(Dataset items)
::::::::
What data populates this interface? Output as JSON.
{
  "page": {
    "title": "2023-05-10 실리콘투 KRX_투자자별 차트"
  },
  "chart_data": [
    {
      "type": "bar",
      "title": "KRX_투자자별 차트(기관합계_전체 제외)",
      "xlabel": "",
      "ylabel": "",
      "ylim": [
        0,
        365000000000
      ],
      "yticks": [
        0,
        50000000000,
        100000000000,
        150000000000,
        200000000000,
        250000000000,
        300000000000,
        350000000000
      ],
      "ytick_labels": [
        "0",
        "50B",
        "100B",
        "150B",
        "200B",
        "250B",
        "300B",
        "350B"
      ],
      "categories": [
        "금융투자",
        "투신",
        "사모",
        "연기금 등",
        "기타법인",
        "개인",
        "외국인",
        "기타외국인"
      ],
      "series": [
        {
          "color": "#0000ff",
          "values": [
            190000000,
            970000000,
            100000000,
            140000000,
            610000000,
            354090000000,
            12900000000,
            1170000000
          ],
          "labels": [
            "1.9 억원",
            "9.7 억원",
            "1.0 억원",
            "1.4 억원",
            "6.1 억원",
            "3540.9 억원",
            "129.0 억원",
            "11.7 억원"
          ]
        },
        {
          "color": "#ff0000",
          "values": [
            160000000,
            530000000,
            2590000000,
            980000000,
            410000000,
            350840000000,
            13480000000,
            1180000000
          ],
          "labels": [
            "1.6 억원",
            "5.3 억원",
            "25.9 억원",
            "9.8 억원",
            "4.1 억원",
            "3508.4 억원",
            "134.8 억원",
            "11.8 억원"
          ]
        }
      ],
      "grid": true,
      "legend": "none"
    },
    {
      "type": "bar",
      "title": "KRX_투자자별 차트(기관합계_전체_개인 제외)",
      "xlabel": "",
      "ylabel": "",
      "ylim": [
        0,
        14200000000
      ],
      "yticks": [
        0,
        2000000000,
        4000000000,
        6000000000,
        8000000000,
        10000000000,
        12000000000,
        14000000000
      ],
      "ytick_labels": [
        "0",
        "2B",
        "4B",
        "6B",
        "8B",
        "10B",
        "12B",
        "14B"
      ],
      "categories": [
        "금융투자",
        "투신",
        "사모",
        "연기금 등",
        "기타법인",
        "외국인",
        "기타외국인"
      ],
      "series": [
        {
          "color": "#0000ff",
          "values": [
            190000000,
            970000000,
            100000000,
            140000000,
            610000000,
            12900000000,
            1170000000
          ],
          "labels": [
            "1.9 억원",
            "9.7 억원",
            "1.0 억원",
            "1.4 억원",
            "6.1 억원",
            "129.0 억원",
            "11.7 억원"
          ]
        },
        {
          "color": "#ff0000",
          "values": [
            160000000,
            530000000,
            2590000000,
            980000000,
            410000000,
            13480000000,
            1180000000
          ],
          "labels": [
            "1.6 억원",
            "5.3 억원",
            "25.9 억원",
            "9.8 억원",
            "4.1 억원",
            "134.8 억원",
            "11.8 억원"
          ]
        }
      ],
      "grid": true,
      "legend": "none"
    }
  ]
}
::::::::
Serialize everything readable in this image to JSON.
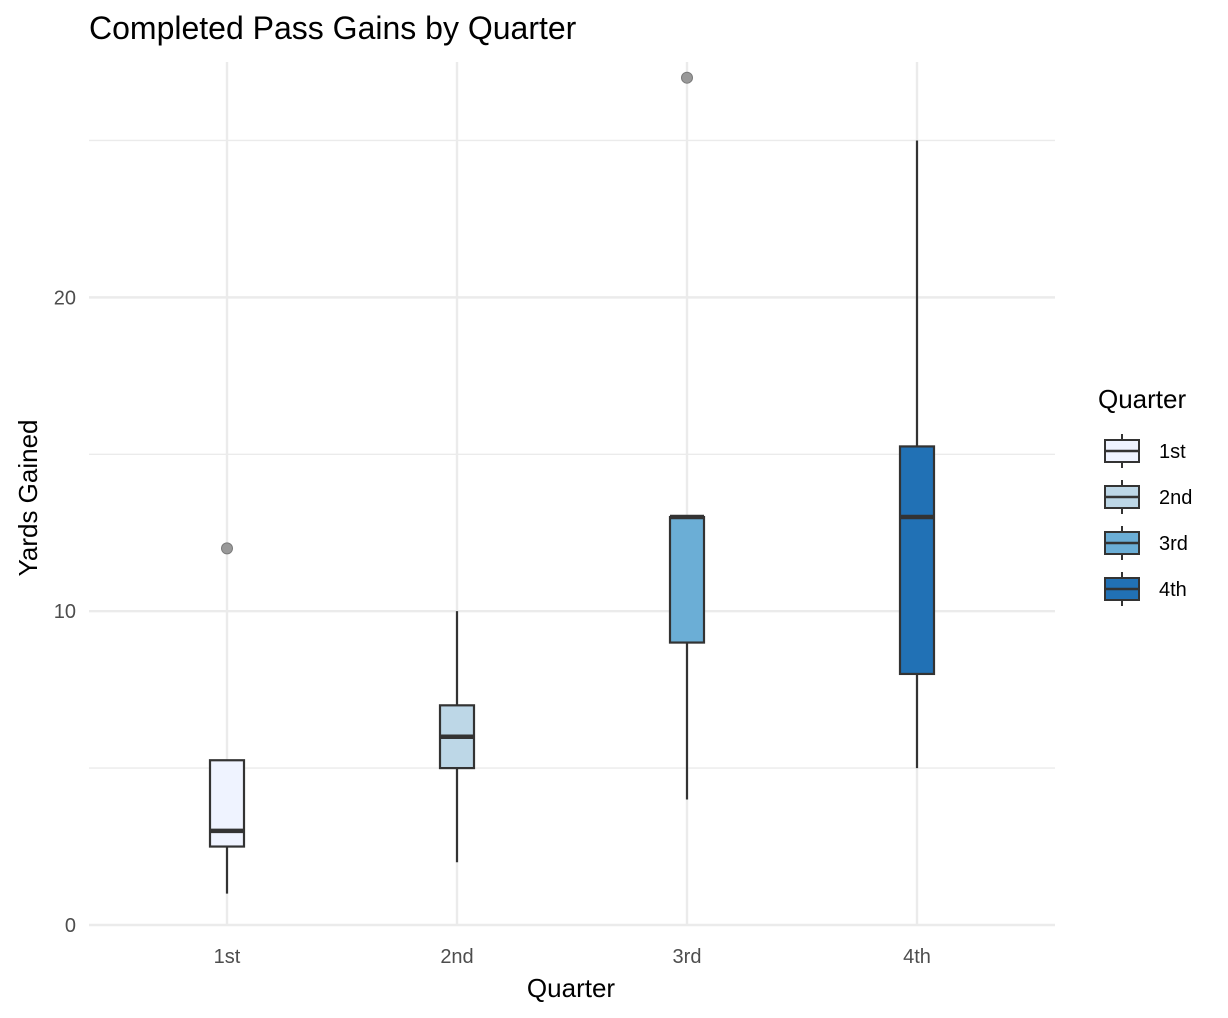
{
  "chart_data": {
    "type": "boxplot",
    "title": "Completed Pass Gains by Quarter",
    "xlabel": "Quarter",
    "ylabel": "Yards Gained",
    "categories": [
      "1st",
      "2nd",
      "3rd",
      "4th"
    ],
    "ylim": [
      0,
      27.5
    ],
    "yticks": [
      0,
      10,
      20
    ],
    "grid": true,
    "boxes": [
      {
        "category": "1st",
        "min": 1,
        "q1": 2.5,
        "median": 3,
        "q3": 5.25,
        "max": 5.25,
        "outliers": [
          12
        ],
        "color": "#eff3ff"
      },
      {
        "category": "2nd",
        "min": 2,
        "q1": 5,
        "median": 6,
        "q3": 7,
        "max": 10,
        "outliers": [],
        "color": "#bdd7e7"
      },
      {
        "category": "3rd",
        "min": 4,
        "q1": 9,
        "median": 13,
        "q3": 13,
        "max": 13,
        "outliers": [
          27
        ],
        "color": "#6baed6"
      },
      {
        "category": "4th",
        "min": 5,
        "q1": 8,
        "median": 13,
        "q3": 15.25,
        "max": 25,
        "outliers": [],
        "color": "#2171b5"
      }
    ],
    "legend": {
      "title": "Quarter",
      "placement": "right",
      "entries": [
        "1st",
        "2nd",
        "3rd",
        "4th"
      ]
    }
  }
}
::::::::
Search the records for the string "color" and return every line in which it occurs.

ANSWER =
          "color": "#0000ff",
          "color": "#ff0000",
          "color": "#0000ff",
          "color": "#ff0000",
        "color": "#eff3ff"
        "color": "#bdd7e7"
        "color": "#6baed6"
        "color": "#2171b5"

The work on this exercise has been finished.